| Task statement |
Write out the material below again, unchanged.
┏━━
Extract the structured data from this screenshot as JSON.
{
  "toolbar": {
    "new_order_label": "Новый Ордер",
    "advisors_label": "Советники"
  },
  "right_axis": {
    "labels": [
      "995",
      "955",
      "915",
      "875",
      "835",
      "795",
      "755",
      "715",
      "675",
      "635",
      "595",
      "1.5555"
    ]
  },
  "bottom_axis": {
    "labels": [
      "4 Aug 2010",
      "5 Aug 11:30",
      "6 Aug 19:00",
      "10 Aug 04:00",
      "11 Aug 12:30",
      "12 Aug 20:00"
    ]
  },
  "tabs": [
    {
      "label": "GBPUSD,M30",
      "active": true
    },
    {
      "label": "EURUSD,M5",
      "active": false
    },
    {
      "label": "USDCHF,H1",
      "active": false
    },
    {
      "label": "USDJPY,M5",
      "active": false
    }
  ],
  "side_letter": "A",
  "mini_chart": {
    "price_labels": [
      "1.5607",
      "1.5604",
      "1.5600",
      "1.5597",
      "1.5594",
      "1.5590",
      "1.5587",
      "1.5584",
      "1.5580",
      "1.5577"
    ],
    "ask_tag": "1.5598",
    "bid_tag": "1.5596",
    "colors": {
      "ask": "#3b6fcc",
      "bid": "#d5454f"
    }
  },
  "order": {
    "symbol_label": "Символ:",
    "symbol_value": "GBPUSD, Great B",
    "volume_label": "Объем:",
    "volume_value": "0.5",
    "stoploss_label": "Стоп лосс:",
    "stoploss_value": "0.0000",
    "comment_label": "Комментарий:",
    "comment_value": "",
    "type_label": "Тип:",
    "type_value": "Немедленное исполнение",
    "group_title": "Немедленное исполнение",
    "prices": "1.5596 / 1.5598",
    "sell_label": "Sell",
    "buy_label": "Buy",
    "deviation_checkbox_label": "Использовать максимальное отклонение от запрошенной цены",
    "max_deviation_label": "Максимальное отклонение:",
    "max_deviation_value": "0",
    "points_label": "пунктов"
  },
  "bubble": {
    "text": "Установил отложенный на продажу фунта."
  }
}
┗━━
| Task result |
Extract the structured data from this screenshot as JSON.
{
  "toolbar": {
    "new_order_label": "Новый Ордер",
    "advisors_label": "Советники"
  },
  "right_axis": {
    "labels": [
      "995",
      "955",
      "915",
      "875",
      "835",
      "795",
      "755",
      "715",
      "675",
      "635",
      "595",
      "1.5555"
    ]
  },
  "bottom_axis": {
    "labels": [
      "4 Aug 2010",
      "5 Aug 11:30",
      "6 Aug 19:00",
      "10 Aug 04:00",
      "11 Aug 12:30",
      "12 Aug 20:00"
    ]
  },
  "tabs": [
    {
      "label": "GBPUSD,M30",
      "active": true
    },
    {
      "label": "EURUSD,M5",
      "active": false
    },
    {
      "label": "USDCHF,H1",
      "active": false
    },
    {
      "label": "USDJPY,M5",
      "active": false
    }
  ],
  "side_letter": "A",
  "mini_chart": {
    "price_labels": [
      "1.5607",
      "1.5604",
      "1.5600",
      "1.5597",
      "1.5594",
      "1.5590",
      "1.5587",
      "1.5584",
      "1.5580",
      "1.5577"
    ],
    "ask_tag": "1.5598",
    "bid_tag": "1.5596",
    "colors": {
      "ask": "#3b6fcc",
      "bid": "#d5454f"
    }
  },
  "order": {
    "symbol_label": "Символ:",
    "symbol_value": "GBPUSD, Great B",
    "volume_label": "Объем:",
    "volume_value": "0.5",
    "stoploss_label": "Стоп лосс:",
    "stoploss_value": "0.0000",
    "comment_label": "Комментарий:",
    "comment_value": "",
    "type_label": "Тип:",
    "type_value": "Немедленное исполнение",
    "group_title": "Немедленное исполнение",
    "prices": "1.5596 / 1.5598",
    "sell_label": "Sell",
    "buy_label": "Buy",
    "deviation_checkbox_label": "Использовать максимальное отклонение от запрошенной цены",
    "max_deviation_label": "Максимальное отклонение:",
    "max_deviation_value": "0",
    "points_label": "пунктов"
  },
  "bubble": {
    "text": "Установил отложенный на продажу фунта."
  }
}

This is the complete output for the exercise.